• WHAT TO PRODUCE:
The entries below should be transcribed in their entirety, exactly as written.

--- Start of EXTRACTED MATERIAL ---

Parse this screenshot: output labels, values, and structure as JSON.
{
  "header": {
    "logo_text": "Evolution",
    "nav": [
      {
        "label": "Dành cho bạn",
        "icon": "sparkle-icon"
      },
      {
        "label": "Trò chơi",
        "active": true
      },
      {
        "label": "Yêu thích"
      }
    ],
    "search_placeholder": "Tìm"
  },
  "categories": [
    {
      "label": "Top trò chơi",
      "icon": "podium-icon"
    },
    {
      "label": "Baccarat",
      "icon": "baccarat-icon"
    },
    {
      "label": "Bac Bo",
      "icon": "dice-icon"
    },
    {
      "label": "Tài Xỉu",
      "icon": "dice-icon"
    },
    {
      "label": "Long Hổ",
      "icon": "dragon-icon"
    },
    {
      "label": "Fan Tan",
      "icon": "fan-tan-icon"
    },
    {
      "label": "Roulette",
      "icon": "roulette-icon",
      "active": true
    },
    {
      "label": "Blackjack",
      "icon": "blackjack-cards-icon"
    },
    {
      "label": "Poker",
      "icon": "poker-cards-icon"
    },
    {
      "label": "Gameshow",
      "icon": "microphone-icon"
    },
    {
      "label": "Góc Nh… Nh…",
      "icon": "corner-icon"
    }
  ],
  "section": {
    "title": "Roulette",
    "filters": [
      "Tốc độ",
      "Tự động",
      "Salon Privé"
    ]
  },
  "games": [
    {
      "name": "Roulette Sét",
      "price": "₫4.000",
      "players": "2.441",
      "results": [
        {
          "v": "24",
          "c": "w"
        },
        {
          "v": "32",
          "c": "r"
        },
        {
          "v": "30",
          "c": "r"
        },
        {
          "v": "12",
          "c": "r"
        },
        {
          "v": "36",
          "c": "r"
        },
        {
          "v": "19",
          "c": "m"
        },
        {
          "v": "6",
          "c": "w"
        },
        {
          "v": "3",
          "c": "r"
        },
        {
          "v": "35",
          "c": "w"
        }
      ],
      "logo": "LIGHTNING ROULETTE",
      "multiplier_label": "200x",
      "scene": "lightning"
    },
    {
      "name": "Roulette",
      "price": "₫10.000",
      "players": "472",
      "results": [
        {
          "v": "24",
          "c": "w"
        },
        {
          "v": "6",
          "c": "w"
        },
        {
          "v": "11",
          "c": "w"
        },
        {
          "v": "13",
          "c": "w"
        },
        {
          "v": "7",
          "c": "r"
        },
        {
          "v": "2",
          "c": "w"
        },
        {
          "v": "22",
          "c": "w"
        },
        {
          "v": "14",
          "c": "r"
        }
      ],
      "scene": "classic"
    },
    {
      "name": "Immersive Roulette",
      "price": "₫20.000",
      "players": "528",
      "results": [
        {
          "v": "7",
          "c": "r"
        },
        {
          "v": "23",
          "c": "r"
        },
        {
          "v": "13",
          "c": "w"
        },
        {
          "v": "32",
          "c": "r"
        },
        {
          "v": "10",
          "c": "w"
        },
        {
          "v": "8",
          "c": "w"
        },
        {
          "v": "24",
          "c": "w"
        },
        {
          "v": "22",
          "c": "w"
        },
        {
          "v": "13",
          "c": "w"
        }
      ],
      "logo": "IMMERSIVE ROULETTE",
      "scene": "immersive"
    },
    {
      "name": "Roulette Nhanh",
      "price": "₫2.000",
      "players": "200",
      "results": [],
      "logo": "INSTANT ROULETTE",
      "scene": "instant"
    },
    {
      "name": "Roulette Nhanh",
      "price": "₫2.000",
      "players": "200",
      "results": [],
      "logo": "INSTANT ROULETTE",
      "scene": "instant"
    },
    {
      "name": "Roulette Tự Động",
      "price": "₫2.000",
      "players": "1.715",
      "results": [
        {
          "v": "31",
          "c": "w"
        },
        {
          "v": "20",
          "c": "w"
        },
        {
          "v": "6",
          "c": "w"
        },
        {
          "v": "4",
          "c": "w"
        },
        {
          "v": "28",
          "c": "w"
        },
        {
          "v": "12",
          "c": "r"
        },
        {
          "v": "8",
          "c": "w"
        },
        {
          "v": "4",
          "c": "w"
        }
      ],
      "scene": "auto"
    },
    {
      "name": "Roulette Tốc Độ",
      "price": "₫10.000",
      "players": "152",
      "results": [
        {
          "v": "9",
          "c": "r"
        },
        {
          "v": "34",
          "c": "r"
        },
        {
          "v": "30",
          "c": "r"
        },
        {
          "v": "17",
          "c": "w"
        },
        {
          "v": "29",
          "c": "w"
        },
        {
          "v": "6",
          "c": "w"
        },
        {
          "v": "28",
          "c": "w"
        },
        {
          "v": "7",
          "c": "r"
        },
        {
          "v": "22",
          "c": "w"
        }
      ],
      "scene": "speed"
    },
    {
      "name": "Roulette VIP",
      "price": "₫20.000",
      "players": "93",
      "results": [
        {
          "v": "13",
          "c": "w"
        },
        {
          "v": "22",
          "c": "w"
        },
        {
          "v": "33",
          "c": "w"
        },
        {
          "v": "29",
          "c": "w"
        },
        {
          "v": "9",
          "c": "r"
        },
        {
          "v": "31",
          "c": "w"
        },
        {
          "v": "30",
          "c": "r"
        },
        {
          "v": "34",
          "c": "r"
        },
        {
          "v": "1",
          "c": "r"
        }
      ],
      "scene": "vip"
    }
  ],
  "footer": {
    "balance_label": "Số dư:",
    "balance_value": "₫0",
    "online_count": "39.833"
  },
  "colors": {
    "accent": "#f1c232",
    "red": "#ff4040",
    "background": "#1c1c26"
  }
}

--- End of EXTRACTED MATERIAL ---

• SOLUTION TO THIS PROBLEM:
Parse this screenshot: output labels, values, and structure as JSON.
{
  "header": {
    "logo_text": "Evolution",
    "nav": [
      {
        "label": "Dành cho bạn",
        "icon": "sparkle-icon"
      },
      {
        "label": "Trò chơi",
        "active": true
      },
      {
        "label": "Yêu thích"
      }
    ],
    "search_placeholder": "Tìm"
  },
  "categories": [
    {
      "label": "Top trò chơi",
      "icon": "podium-icon"
    },
    {
      "label": "Baccarat",
      "icon": "baccarat-icon"
    },
    {
      "label": "Bac Bo",
      "icon": "dice-icon"
    },
    {
      "label": "Tài Xỉu",
      "icon": "dice-icon"
    },
    {
      "label": "Long Hổ",
      "icon": "dragon-icon"
    },
    {
      "label": "Fan Tan",
      "icon": "fan-tan-icon"
    },
    {
      "label": "Roulette",
      "icon": "roulette-icon",
      "active": true
    },
    {
      "label": "Blackjack",
      "icon": "blackjack-cards-icon"
    },
    {
      "label": "Poker",
      "icon": "poker-cards-icon"
    },
    {
      "label": "Gameshow",
      "icon": "microphone-icon"
    },
    {
      "label": "Góc Nh… Nh…",
      "icon": "corner-icon"
    }
  ],
  "section": {
    "title": "Roulette",
    "filters": [
      "Tốc độ",
      "Tự động",
      "Salon Privé"
    ]
  },
  "games": [
    {
      "name": "Roulette Sét",
      "price": "₫4.000",
      "players": "2.441",
      "results": [
        {
          "v": "24",
          "c": "w"
        },
        {
          "v": "32",
          "c": "r"
        },
        {
          "v": "30",
          "c": "r"
        },
        {
          "v": "12",
          "c": "r"
        },
        {
          "v": "36",
          "c": "r"
        },
        {
          "v": "19",
          "c": "m"
        },
        {
          "v": "6",
          "c": "w"
        },
        {
          "v": "3",
          "c": "r"
        },
        {
          "v": "35",
          "c": "w"
        }
      ],
      "logo": "LIGHTNING ROULETTE",
      "multiplier_label": "200x",
      "scene": "lightning"
    },
    {
      "name": "Roulette",
      "price": "₫10.000",
      "players": "472",
      "results": [
        {
          "v": "24",
          "c": "w"
        },
        {
          "v": "6",
          "c": "w"
        },
        {
          "v": "11",
          "c": "w"
        },
        {
          "v": "13",
          "c": "w"
        },
        {
          "v": "7",
          "c": "r"
        },
        {
          "v": "2",
          "c": "w"
        },
        {
          "v": "22",
          "c": "w"
        },
        {
          "v": "14",
          "c": "r"
        }
      ],
      "scene": "classic"
    },
    {
      "name": "Immersive Roulette",
      "price": "₫20.000",
      "players": "528",
      "results": [
        {
          "v": "7",
          "c": "r"
        },
        {
          "v": "23",
          "c": "r"
        },
        {
          "v": "13",
          "c": "w"
        },
        {
          "v": "32",
          "c": "r"
        },
        {
          "v": "10",
          "c": "w"
        },
        {
          "v": "8",
          "c": "w"
        },
        {
          "v": "24",
          "c": "w"
        },
        {
          "v": "22",
          "c": "w"
        },
        {
          "v": "13",
          "c": "w"
        }
      ],
      "logo": "IMMERSIVE ROULETTE",
      "scene": "immersive"
    },
    {
      "name": "Roulette Nhanh",
      "price": "₫2.000",
      "players": "200",
      "results": [],
      "logo": "INSTANT ROULETTE",
      "scene": "instant"
    },
    {
      "name": "Roulette Nhanh",
      "price": "₫2.000",
      "players": "200",
      "results": [],
      "logo": "INSTANT ROULETTE",
      "scene": "instant"
    },
    {
      "name": "Roulette Tự Động",
      "price": "₫2.000",
      "players": "1.715",
      "results": [
        {
          "v": "31",
          "c": "w"
        },
        {
          "v": "20",
          "c": "w"
        },
        {
          "v": "6",
          "c": "w"
        },
        {
          "v": "4",
          "c": "w"
        },
        {
          "v": "28",
          "c": "w"
        },
        {
          "v": "12",
          "c": "r"
        },
        {
          "v": "8",
          "c": "w"
        },
        {
          "v": "4",
          "c": "w"
        }
      ],
      "scene": "auto"
    },
    {
      "name": "Roulette Tốc Độ",
      "price": "₫10.000",
      "players": "152",
      "results": [
        {
          "v": "9",
          "c": "r"
        },
        {
          "v": "34",
          "c": "r"
        },
        {
          "v": "30",
          "c": "r"
        },
        {
          "v": "17",
          "c": "w"
        },
        {
          "v": "29",
          "c": "w"
        },
        {
          "v": "6",
          "c": "w"
        },
        {
          "v": "28",
          "c": "w"
        },
        {
          "v": "7",
          "c": "r"
        },
        {
          "v": "22",
          "c": "w"
        }
      ],
      "scene": "speed"
    },
    {
      "name": "Roulette VIP",
      "price": "₫20.000",
      "players": "93",
      "results": [
        {
          "v": "13",
          "c": "w"
        },
        {
          "v": "22",
          "c": "w"
        },
        {
          "v": "33",
          "c": "w"
        },
        {
          "v": "29",
          "c": "w"
        },
        {
          "v": "9",
          "c": "r"
        },
        {
          "v": "31",
          "c": "w"
        },
        {
          "v": "30",
          "c": "r"
        },
        {
          "v": "34",
          "c": "r"
        },
        {
          "v": "1",
          "c": "r"
        }
      ],
      "scene": "vip"
    }
  ],
  "footer": {
    "balance_label": "Số dư:",
    "balance_value": "₫0",
    "online_count": "39.833"
  },
  "colors": {
    "accent": "#f1c232",
    "red": "#ff4040",
    "background": "#1c1c26"
  }
}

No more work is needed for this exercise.